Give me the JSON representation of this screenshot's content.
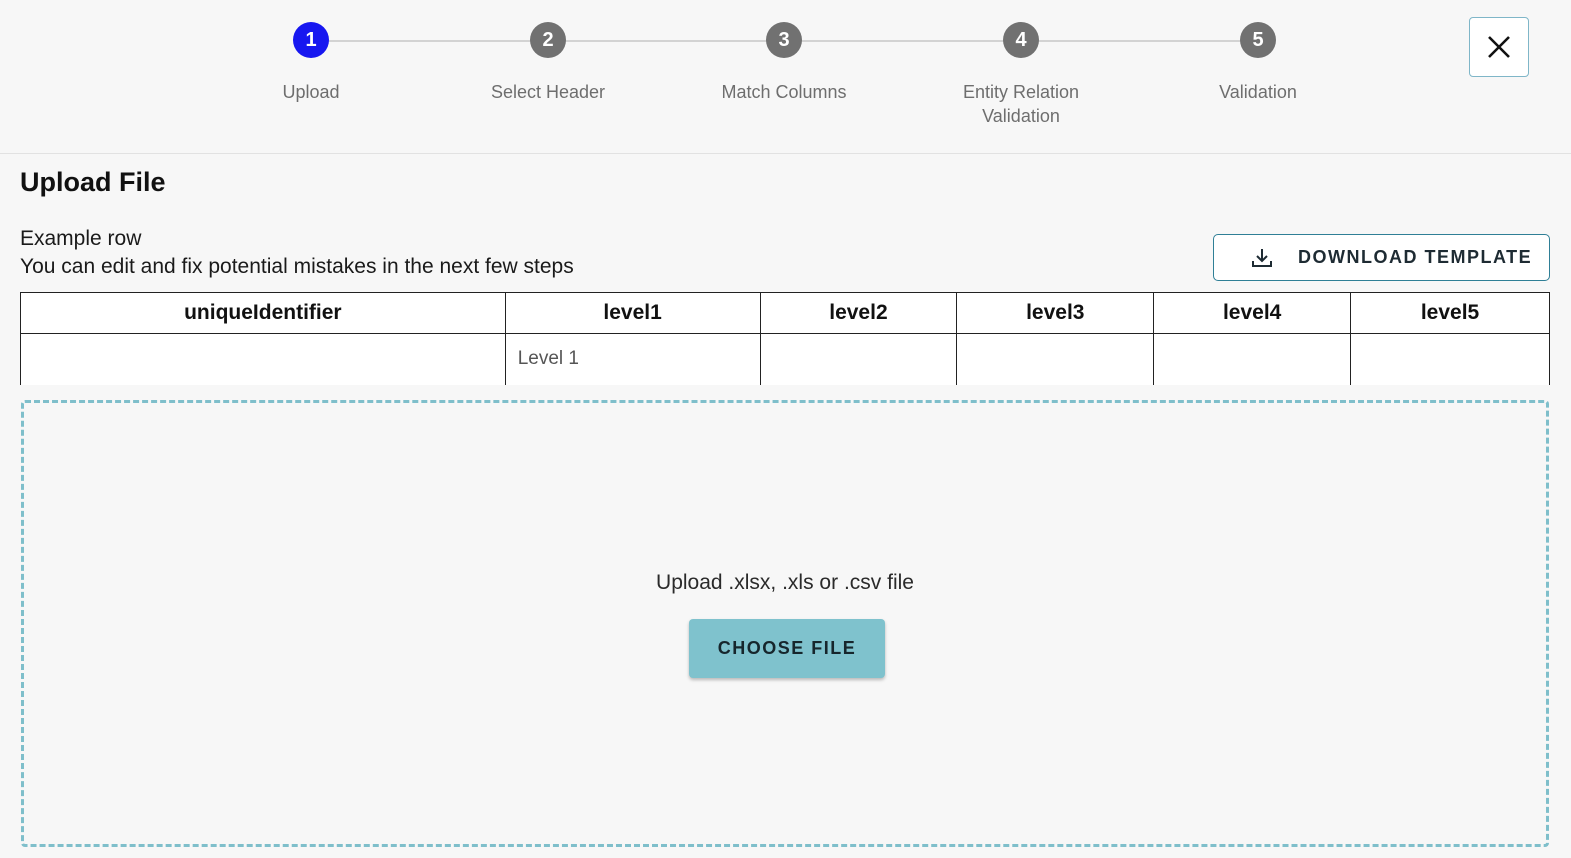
{
  "stepper": {
    "steps": [
      {
        "number": "1",
        "label": "Upload",
        "active": true
      },
      {
        "number": "2",
        "label": "Select Header",
        "active": false
      },
      {
        "number": "3",
        "label": "Match Columns",
        "active": false
      },
      {
        "number": "4",
        "label": "Entity Relation Validation",
        "active": false
      },
      {
        "number": "5",
        "label": "Validation",
        "active": false
      }
    ],
    "active_color": "#1717f0",
    "inactive_color": "#717171"
  },
  "close_icon": "close-icon",
  "main": {
    "title": "Upload File",
    "example_label": "Example row",
    "example_hint": "You can edit and fix potential mistakes in the next few steps",
    "download_button": {
      "label": "DOWNLOAD TEMPLATE",
      "icon": "download-icon"
    }
  },
  "example_table": {
    "columns": [
      "uniqueIdentifier",
      "level1",
      "level2",
      "level3",
      "level4",
      "level5"
    ],
    "row": [
      "",
      "Level 1",
      "",
      "",
      "",
      ""
    ]
  },
  "dropzone": {
    "text": "Upload .xlsx, .xls or .csv file",
    "button_label": "CHOOSE FILE",
    "accent_color": "#7fc2cd"
  }
}
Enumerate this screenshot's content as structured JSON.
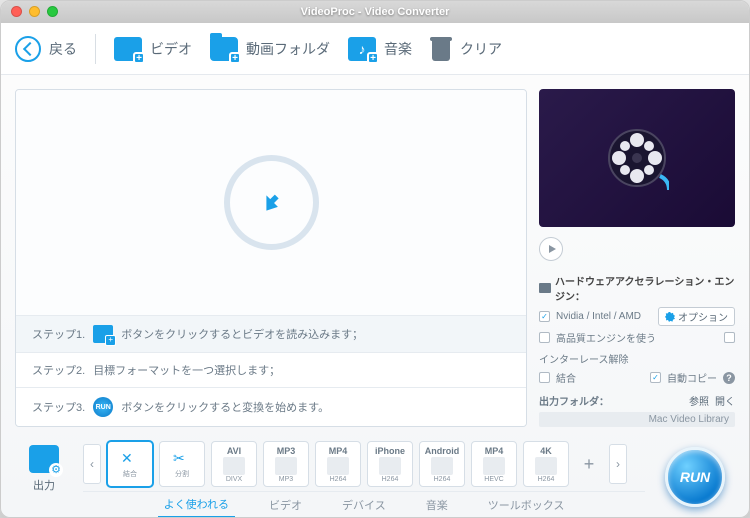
{
  "window": {
    "title": "VideoProc - Video Converter"
  },
  "toolbar": {
    "back": "戻る",
    "video": "ビデオ",
    "folder": "動画フォルダ",
    "music": "音楽",
    "clear": "クリア"
  },
  "steps": {
    "s1_label": "ステップ1.",
    "s1_text": "ボタンをクリックするとビデオを読み込みます；",
    "s2_label": "ステップ2.",
    "s2_text": "目標フォーマットを一つ選択します；",
    "s3_label": "ステップ3.",
    "s3_text": "ボタンをクリックすると変換を始めます。",
    "run_icon": "RUN"
  },
  "side": {
    "hw_title": "ハードウェアアクセラレーション・エンジン：",
    "nvidia": "Nvidia / Intel / AMD",
    "option": "オプション",
    "hq": "高品質エンジンを使う",
    "deint": "インターレース解除",
    "merge": "結合",
    "autocopy": "自動コピー",
    "out_folder_label": "出力フォルダ：",
    "browse": "参照",
    "open": "開く",
    "folder_path": "Mac Video Library"
  },
  "output_label": "出力",
  "formats": [
    {
      "main": "",
      "sub": "結合",
      "selected": true,
      "tool": "✂"
    },
    {
      "main": "",
      "sub": "分割",
      "tool": "✂"
    },
    {
      "main": "AVI",
      "sub": "DIVX"
    },
    {
      "main": "MP3",
      "sub": "MP3"
    },
    {
      "main": "MP4",
      "sub": "H264"
    },
    {
      "main": "iPhone",
      "sub": "H264"
    },
    {
      "main": "Android",
      "sub": "H264"
    },
    {
      "main": "MP4",
      "sub": "HEVC"
    },
    {
      "main": "4K",
      "sub": "H264"
    }
  ],
  "tabs": {
    "popular": "よく使われる",
    "video": "ビデオ",
    "device": "デバイス",
    "music": "音楽",
    "toolbox": "ツールボックス"
  },
  "run": "RUN"
}
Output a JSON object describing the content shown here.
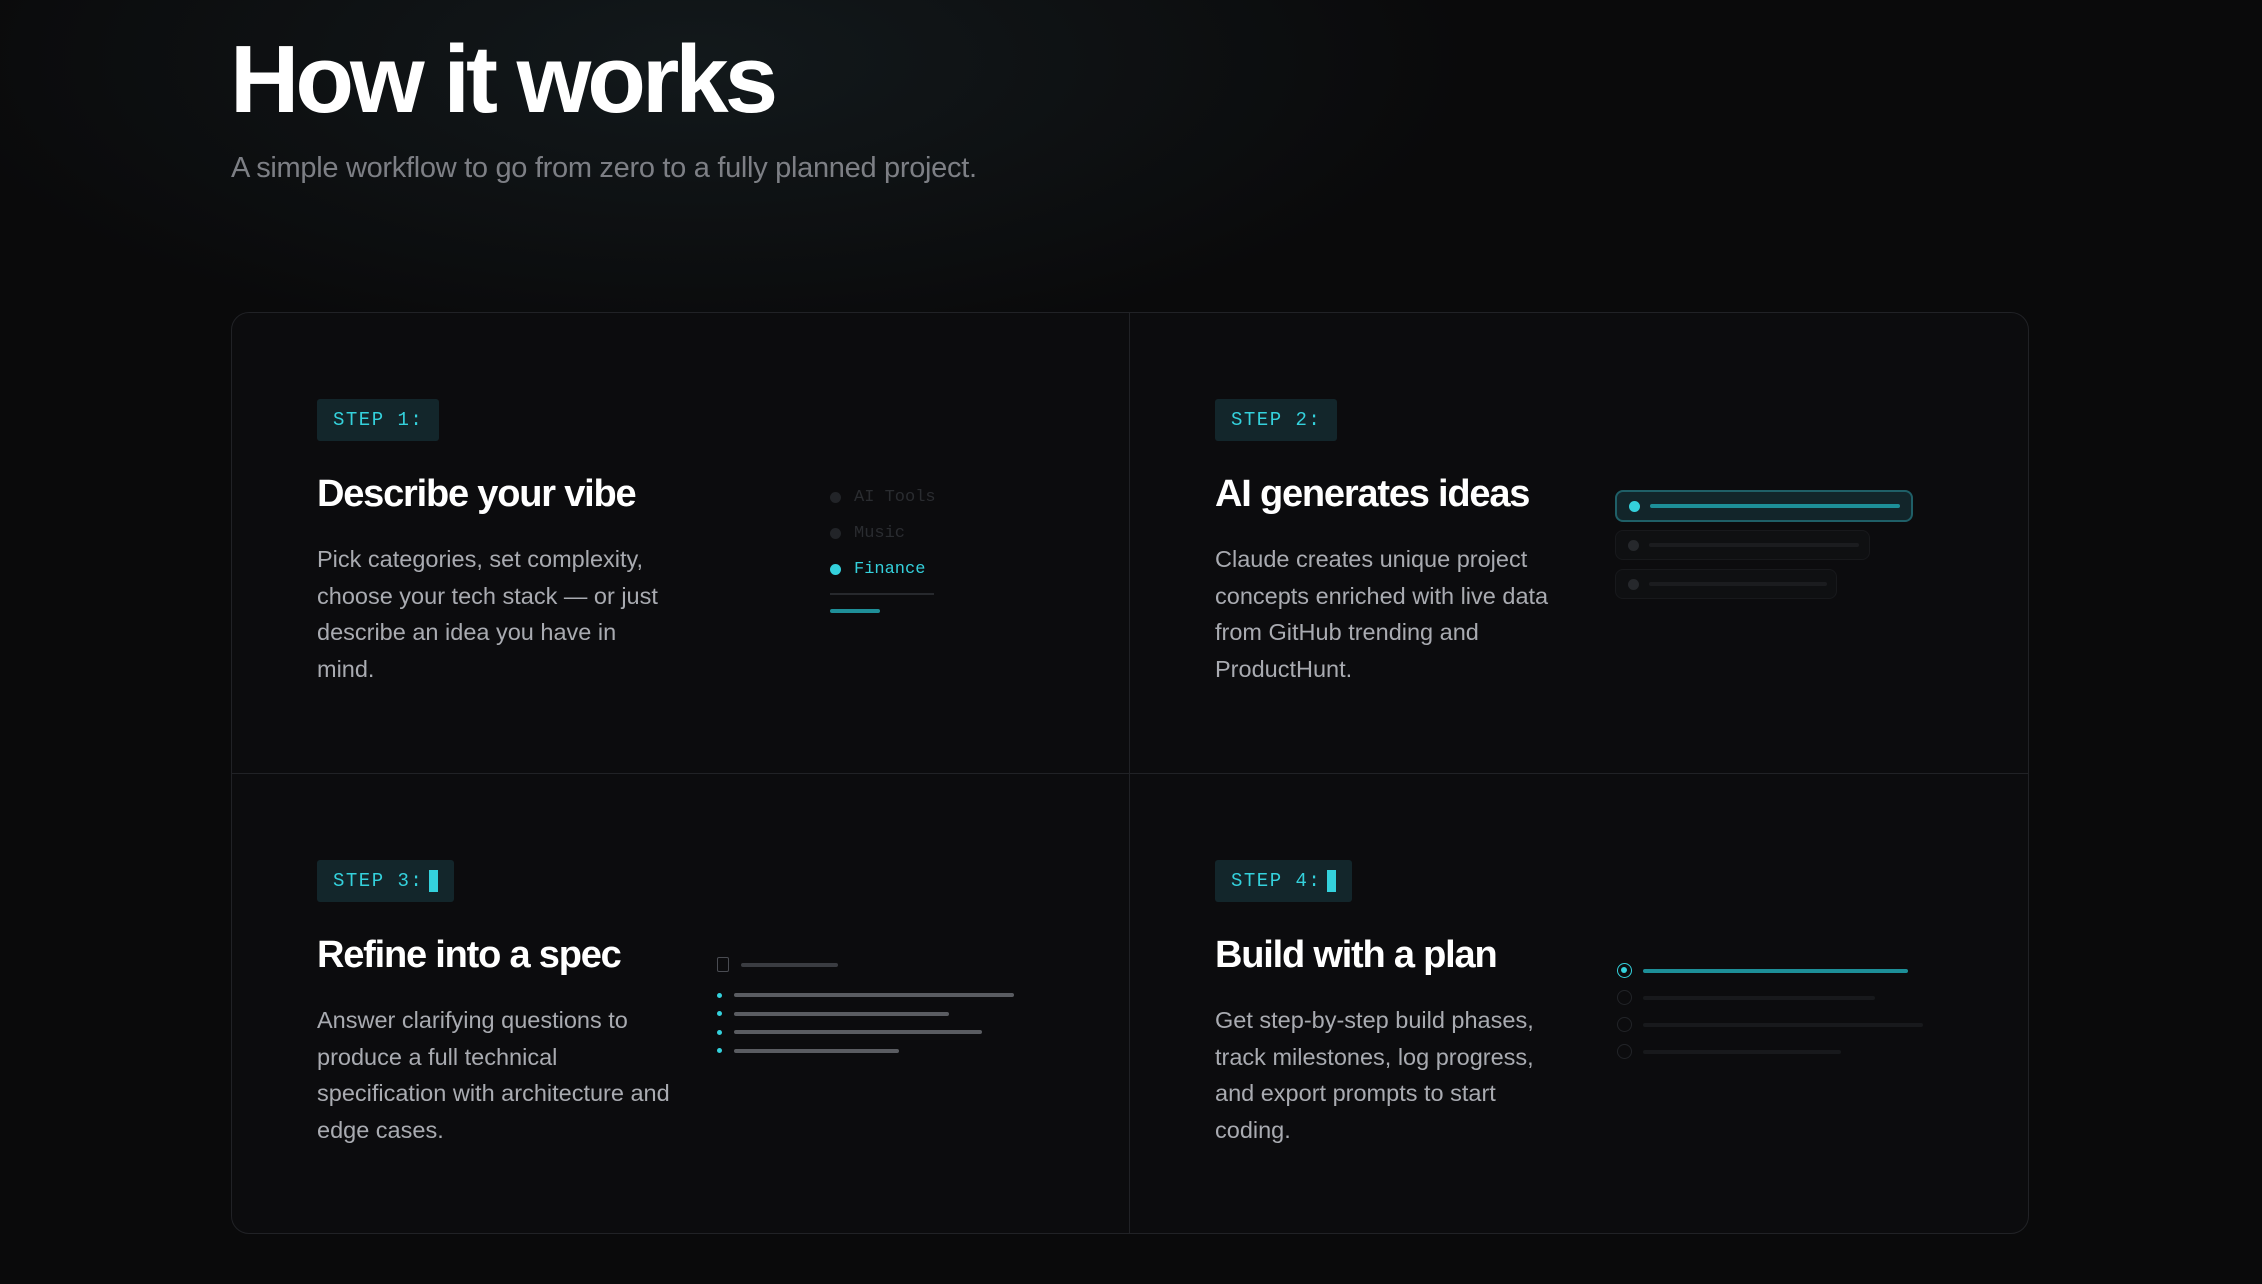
{
  "header": {
    "title": "How it works",
    "subtitle": "A simple workflow to go from zero to a fully planned project."
  },
  "steps": [
    {
      "badge": "STEP 1:",
      "title": "Describe your vibe",
      "description": "Pick categories, set complexity, choose your tech stack — or just describe an idea you have in mind.",
      "categories": [
        {
          "label": "AI Tools",
          "state": "dim"
        },
        {
          "label": "Music",
          "state": "dim"
        },
        {
          "label": "Finance",
          "state": "active"
        }
      ]
    },
    {
      "badge": "STEP 2:",
      "title": "AI generates ideas",
      "description": "Claude creates unique project concepts enriched with live data from GitHub trending and ProductHunt."
    },
    {
      "badge": "STEP 3:",
      "title": "Refine into a spec",
      "description": "Answer clarifying questions to produce a full technical specification with architecture and edge cases."
    },
    {
      "badge": "STEP 4:",
      "title": "Build with a plan",
      "description": "Get step-by-step build phases, track milestones, log progress, and export prompts to start coding."
    }
  ],
  "colors": {
    "accent": "#34d1dc",
    "background": "#0a0a0b",
    "card_border": "#212226",
    "muted_text": "#a9abb1"
  }
}
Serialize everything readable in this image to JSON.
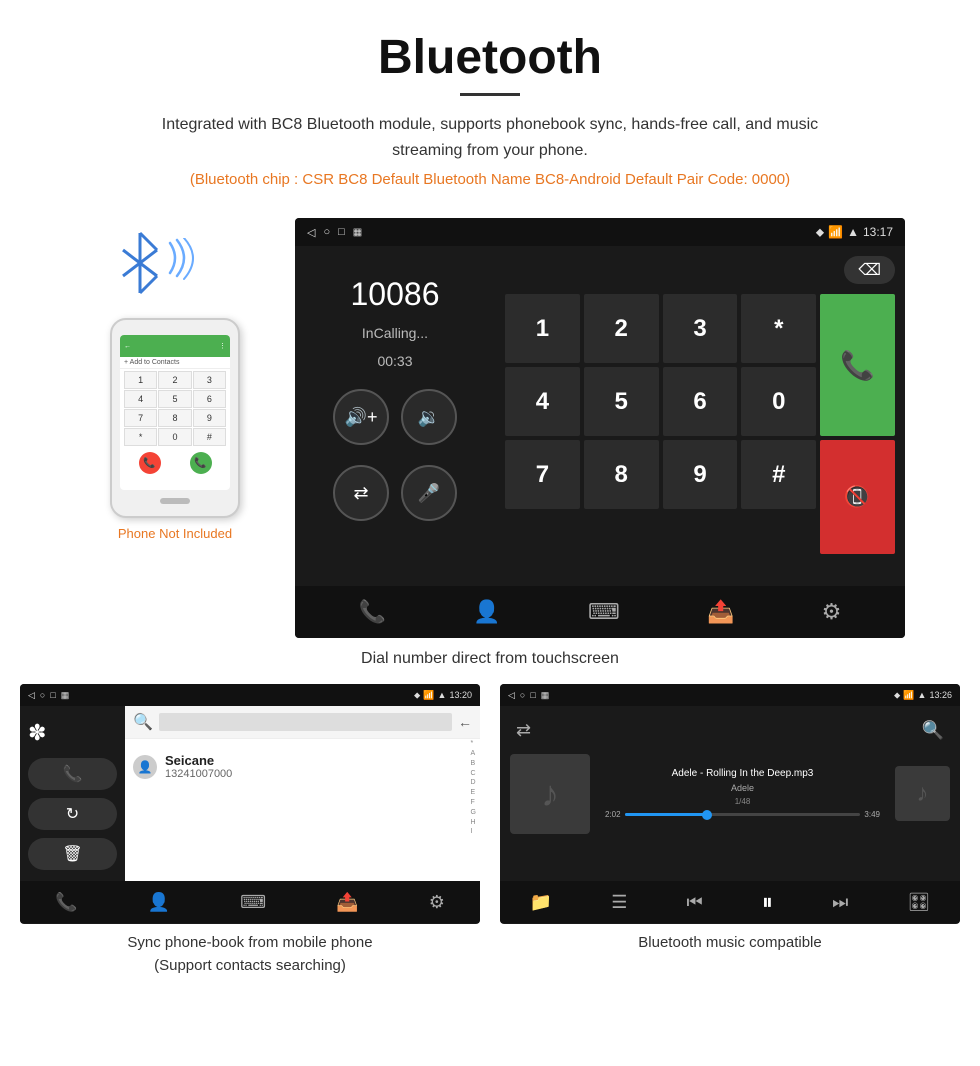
{
  "header": {
    "title": "Bluetooth",
    "description": "Integrated with BC8 Bluetooth module, supports phonebook sync, hands-free call, and music streaming from your phone.",
    "highlight": "(Bluetooth chip : CSR BC8    Default Bluetooth Name BC8-Android    Default Pair Code: 0000)"
  },
  "dial_screen": {
    "status_bar": {
      "time": "13:17",
      "icons": "♦ ☎ ▼"
    },
    "number": "10086",
    "call_status": "InCalling...",
    "timer": "00:33",
    "numpad": [
      "1",
      "2",
      "3",
      "*",
      "4",
      "5",
      "6",
      "0",
      "7",
      "8",
      "9",
      "#"
    ],
    "backspace": "⌫"
  },
  "dial_caption": "Dial number direct from touchscreen",
  "phonebook_screen": {
    "status_bar": {
      "time": "13:20"
    },
    "contact_name": "Seicane",
    "contact_phone": "13241007000",
    "alphabet": [
      "*",
      "A",
      "B",
      "C",
      "D",
      "E",
      "F",
      "G",
      "H",
      "I"
    ]
  },
  "phonebook_caption_line1": "Sync phone-book from mobile phone",
  "phonebook_caption_line2": "(Support contacts searching)",
  "music_screen": {
    "status_bar": {
      "time": "13:26"
    },
    "song_title": "Adele - Rolling In the Deep.mp3",
    "artist": "Adele",
    "track_count": "1/48",
    "time_current": "2:02",
    "time_total": "3:49",
    "progress_percent": 35
  },
  "music_caption": "Bluetooth music compatible",
  "phone_label": "Phone Not Included",
  "status_bar_items": {
    "back": "◁",
    "home": "○",
    "square": "□"
  }
}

= = = =

PROBLEM REQUIREMENTS
Reproduce the material above verbatim; omit every picture.

ANSWER TO THE TASK
Give me the JSON representation of this screenshot's content.
{
  "stepper": {
    "steps": [
      {
        "number": "1",
        "label": "Upload",
        "active": true
      },
      {
        "number": "2",
        "label": "Select Header",
        "active": false
      },
      {
        "number": "3",
        "label": "Match Columns",
        "active": false
      },
      {
        "number": "4",
        "label": "Entity Relation Validation",
        "active": false
      },
      {
        "number": "5",
        "label": "Validation",
        "active": false
      }
    ],
    "active_color": "#1717f0",
    "inactive_color": "#717171"
  },
  "close_icon": "close-icon",
  "main": {
    "title": "Upload File",
    "example_label": "Example row",
    "example_hint": "You can edit and fix potential mistakes in the next few steps",
    "download_button": {
      "label": "DOWNLOAD TEMPLATE",
      "icon": "download-icon"
    }
  },
  "example_table": {
    "columns": [
      "uniqueIdentifier",
      "level1",
      "level2",
      "level3",
      "level4",
      "level5"
    ],
    "row": [
      "",
      "Level 1",
      "",
      "",
      "",
      ""
    ]
  },
  "dropzone": {
    "text": "Upload .xlsx, .xls or .csv file",
    "button_label": "CHOOSE FILE",
    "accent_color": "#7fc2cd"
  }
}
Enumerate this screenshot's content as structured JSON.
{
  "window": {
    "title": "VideoProc - Video Converter"
  },
  "toolbar": {
    "back": "戻る",
    "video": "ビデオ",
    "folder": "動画フォルダ",
    "music": "音楽",
    "clear": "クリア"
  },
  "steps": {
    "s1_label": "ステップ1.",
    "s1_text": "ボタンをクリックするとビデオを読み込みます；",
    "s2_label": "ステップ2.",
    "s2_text": "目標フォーマットを一つ選択します；",
    "s3_label": "ステップ3.",
    "s3_text": "ボタンをクリックすると変換を始めます。",
    "run_icon": "RUN"
  },
  "side": {
    "hw_title": "ハードウェアアクセラレーション・エンジン：",
    "nvidia": "Nvidia / Intel / AMD",
    "option": "オプション",
    "hq": "高品質エンジンを使う",
    "deint": "インターレース解除",
    "merge": "結合",
    "autocopy": "自動コピー",
    "out_folder_label": "出力フォルダ：",
    "browse": "参照",
    "open": "開く",
    "folder_path": "Mac Video Library"
  },
  "output_label": "出力",
  "formats": [
    {
      "main": "",
      "sub": "結合",
      "selected": true,
      "tool": "✂"
    },
    {
      "main": "",
      "sub": "分割",
      "tool": "✂"
    },
    {
      "main": "AVI",
      "sub": "DIVX"
    },
    {
      "main": "MP3",
      "sub": "MP3"
    },
    {
      "main": "MP4",
      "sub": "H264"
    },
    {
      "main": "iPhone",
      "sub": "H264"
    },
    {
      "main": "Android",
      "sub": "H264"
    },
    {
      "main": "MP4",
      "sub": "HEVC"
    },
    {
      "main": "4K",
      "sub": "H264"
    }
  ],
  "tabs": {
    "popular": "よく使われる",
    "video": "ビデオ",
    "device": "デバイス",
    "music": "音楽",
    "toolbox": "ツールボックス"
  },
  "run": "RUN"
}
Output a JSON object describing the content shown here.
{
  "header": {
    "title": "How it works",
    "subtitle": "A simple workflow to go from zero to a fully planned project."
  },
  "steps": [
    {
      "badge": "STEP 1:",
      "title": "Describe your vibe",
      "description": "Pick categories, set complexity, choose your tech stack — or just describe an idea you have in mind.",
      "categories": [
        {
          "label": "AI Tools",
          "state": "dim"
        },
        {
          "label": "Music",
          "state": "dim"
        },
        {
          "label": "Finance",
          "state": "active"
        }
      ]
    },
    {
      "badge": "STEP 2:",
      "title": "AI generates ideas",
      "description": "Claude creates unique project concepts enriched with live data from GitHub trending and ProductHunt."
    },
    {
      "badge": "STEP 3:",
      "title": "Refine into a spec",
      "description": "Answer clarifying questions to produce a full technical specification with architecture and edge cases."
    },
    {
      "badge": "STEP 4:",
      "title": "Build with a plan",
      "description": "Get step-by-step build phases, track milestones, log progress, and export prompts to start coding."
    }
  ],
  "colors": {
    "accent": "#34d1dc",
    "background": "#0a0a0b",
    "card_border": "#212226",
    "muted_text": "#a9abb1"
  }
}
Serialize everything readable in this image to JSON.
{
  "header": {
    "title": "Bluetooth",
    "description": "Integrated with BC8 Bluetooth module, supports phonebook sync, hands-free call, and music streaming from your phone.",
    "highlight": "(Bluetooth chip : CSR BC8    Default Bluetooth Name BC8-Android    Default Pair Code: 0000)"
  },
  "dial_screen": {
    "status_bar": {
      "time": "13:17",
      "icons": "♦ ☎ ▼"
    },
    "number": "10086",
    "call_status": "InCalling...",
    "timer": "00:33",
    "numpad": [
      "1",
      "2",
      "3",
      "*",
      "4",
      "5",
      "6",
      "0",
      "7",
      "8",
      "9",
      "#"
    ],
    "backspace": "⌫"
  },
  "dial_caption": "Dial number direct from touchscreen",
  "phonebook_screen": {
    "status_bar": {
      "time": "13:20"
    },
    "contact_name": "Seicane",
    "contact_phone": "13241007000",
    "alphabet": [
      "*",
      "A",
      "B",
      "C",
      "D",
      "E",
      "F",
      "G",
      "H",
      "I"
    ]
  },
  "phonebook_caption_line1": "Sync phone-book from mobile phone",
  "phonebook_caption_line2": "(Support contacts searching)",
  "music_screen": {
    "status_bar": {
      "time": "13:26"
    },
    "song_title": "Adele - Rolling In the Deep.mp3",
    "artist": "Adele",
    "track_count": "1/48",
    "time_current": "2:02",
    "time_total": "3:49",
    "progress_percent": 35
  },
  "music_caption": "Bluetooth music compatible",
  "phone_label": "Phone Not Included",
  "status_bar_items": {
    "back": "◁",
    "home": "○",
    "square": "□"
  }
}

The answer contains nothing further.